■ **What you have to do**
Reproduce each line exactly. Skip none.

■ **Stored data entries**
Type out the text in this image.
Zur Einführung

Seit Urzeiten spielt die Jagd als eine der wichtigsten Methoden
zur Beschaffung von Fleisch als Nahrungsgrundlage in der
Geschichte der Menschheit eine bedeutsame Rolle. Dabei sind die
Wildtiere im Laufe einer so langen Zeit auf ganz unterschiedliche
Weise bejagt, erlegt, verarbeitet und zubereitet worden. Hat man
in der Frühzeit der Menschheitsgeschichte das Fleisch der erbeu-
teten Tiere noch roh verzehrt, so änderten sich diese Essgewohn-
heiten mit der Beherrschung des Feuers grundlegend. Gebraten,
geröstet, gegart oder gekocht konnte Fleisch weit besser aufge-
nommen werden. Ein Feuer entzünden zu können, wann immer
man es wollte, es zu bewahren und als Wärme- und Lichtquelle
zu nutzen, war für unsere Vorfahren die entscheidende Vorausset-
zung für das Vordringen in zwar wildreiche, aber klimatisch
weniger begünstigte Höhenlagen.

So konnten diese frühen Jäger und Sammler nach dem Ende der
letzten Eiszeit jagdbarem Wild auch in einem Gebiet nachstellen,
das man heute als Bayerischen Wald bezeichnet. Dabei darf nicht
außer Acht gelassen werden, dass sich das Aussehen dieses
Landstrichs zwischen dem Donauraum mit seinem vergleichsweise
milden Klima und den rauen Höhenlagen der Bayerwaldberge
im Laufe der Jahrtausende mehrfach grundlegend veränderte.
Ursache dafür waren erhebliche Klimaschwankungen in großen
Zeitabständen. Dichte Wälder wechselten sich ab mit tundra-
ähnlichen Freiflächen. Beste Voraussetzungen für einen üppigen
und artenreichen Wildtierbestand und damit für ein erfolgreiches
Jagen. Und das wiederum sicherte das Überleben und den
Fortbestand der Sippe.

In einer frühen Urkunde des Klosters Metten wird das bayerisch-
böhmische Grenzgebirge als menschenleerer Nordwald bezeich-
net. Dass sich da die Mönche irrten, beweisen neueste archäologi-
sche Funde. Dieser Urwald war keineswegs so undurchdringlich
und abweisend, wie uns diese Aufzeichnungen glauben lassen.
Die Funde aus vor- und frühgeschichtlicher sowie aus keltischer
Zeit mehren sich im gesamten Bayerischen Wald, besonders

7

■ **Solved exercise**
Type out the text in this image.
Zur Einführung

Seit Urzeiten spielt die Jagd als eine der wichtigsten Methoden
zur Beschaffung von Fleisch als Nahrungsgrundlage in der
Geschichte der Menschheit eine bedeutsame Rolle. Dabei sind die
Wildtiere im Laufe einer so langen Zeit auf ganz unterschiedliche
Weise bejagt, erlegt, verarbeitet und zubereitet worden. Hat man
in der Frühzeit der Menschheitsgeschichte das Fleisch der erbeu-
teten Tiere noch roh verzehrt, so änderten sich diese Essgewohn-
heiten mit der Beherrschung des Feuers grundlegend. Gebraten,
geröstet, gegart oder gekocht konnte Fleisch weit besser aufge-
nommen werden. Ein Feuer entzünden zu können, wann immer
man es wollte, es zu bewahren und als Wärme- und Lichtquelle
zu nutzen, war für unsere Vorfahren die entscheidende Vorausset-
zung für das Vordringen in zwar wildreiche, aber klimatisch
weniger begünstigte Höhenlagen.

So konnten diese frühen Jäger und Sammler nach dem Ende der
letzten Eiszeit jagdbarem Wild auch in einem Gebiet nachstellen,
das man heute als Bayerischen Wald bezeichnet. Dabei darf nicht
außer Acht gelassen werden, dass sich das Aussehen dieses
Landstrichs zwischen dem Donauraum mit seinem vergleichsweise
milden Klima und den rauen Höhenlagen der Bayerwaldberge
im Laufe der Jahrtausende mehrfach grundlegend veränderte.
Ursache dafür waren erhebliche Klimaschwankungen in großen
Zeitabständen. Dichte Wälder wechselten sich ab mit tundra-
ähnlichen Freiflächen. Beste Voraussetzungen für einen üppigen
und artenreichen Wildtierbestand und damit für ein erfolgreiches
Jagen. Und das wiederum sicherte das Überleben und den
Fortbestand der Sippe.

In einer frühen Urkunde des Klosters Metten wird das bayerisch-
böhmische Grenzgebirge als menschenleerer Nordwald bezeich-
net. Dass sich da die Mönche irrten, beweisen neueste archäologi-
sche Funde. Dieser Urwald war keineswegs so undurchdringlich
und abweisend, wie uns diese Aufzeichnungen glauben lassen.
Die Funde aus vor- und frühgeschichtlicher sowie aus keltischer
Zeit mehren sich im gesamten Bayerischen Wald, besonders

7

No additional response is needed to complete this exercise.